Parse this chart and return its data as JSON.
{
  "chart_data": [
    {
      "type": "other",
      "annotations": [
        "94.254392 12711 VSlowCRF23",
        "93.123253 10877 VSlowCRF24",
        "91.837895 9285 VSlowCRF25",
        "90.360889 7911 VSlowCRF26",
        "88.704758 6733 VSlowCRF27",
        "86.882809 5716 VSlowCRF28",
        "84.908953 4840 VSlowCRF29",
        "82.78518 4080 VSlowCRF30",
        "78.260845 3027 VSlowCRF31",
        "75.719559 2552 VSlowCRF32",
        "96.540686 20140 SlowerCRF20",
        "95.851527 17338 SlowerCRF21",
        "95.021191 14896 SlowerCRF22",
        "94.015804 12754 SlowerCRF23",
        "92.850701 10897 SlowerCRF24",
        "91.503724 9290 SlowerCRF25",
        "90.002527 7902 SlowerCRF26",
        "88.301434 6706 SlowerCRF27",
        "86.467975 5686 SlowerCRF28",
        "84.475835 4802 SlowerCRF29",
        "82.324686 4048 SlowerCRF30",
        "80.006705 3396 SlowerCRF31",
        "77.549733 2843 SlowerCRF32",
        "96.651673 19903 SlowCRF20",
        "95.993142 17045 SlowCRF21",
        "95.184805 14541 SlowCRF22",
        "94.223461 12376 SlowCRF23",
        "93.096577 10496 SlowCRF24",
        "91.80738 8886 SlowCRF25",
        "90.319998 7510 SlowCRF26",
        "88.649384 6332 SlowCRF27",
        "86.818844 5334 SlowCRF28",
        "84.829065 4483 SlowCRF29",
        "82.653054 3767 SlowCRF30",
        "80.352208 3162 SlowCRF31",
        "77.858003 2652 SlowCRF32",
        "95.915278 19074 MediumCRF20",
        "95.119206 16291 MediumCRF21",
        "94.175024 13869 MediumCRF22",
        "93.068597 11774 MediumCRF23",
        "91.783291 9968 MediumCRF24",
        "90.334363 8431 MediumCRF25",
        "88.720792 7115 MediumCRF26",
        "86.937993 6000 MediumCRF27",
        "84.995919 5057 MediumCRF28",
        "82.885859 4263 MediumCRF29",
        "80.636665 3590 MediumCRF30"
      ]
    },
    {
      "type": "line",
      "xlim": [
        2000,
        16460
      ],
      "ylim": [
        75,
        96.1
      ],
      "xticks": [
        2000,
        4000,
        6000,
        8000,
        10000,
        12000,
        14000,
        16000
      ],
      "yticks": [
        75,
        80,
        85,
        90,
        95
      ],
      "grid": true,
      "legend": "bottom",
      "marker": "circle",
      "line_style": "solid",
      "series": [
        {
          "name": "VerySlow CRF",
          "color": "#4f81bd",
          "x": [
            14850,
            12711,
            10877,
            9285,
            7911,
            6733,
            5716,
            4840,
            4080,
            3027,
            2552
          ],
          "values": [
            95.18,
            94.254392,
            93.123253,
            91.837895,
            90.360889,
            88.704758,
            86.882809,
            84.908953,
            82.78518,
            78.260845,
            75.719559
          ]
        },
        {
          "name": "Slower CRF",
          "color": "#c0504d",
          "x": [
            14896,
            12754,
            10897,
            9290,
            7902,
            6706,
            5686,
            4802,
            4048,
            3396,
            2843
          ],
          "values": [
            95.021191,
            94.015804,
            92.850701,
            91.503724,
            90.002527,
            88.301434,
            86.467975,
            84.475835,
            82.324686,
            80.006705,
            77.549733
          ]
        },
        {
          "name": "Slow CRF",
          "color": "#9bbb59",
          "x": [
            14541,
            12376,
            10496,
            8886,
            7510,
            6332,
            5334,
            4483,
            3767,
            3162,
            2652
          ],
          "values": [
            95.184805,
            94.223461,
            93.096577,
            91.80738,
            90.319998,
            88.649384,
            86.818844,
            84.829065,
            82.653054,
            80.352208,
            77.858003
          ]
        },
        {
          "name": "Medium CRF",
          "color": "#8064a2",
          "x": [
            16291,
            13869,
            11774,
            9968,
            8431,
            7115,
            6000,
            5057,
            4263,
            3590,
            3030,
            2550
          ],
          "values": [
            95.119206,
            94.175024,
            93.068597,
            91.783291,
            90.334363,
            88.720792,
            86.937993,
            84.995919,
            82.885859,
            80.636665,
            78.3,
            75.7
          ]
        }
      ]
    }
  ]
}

> [WHAT YOU NEED TO DO] Extract, from the material above, each line holding the word "color".

> [CORRECT RESULT]
          "color": "#4f81bd",
          "color": "#c0504d",
          "color": "#9bbb59",
          "color": "#8064a2",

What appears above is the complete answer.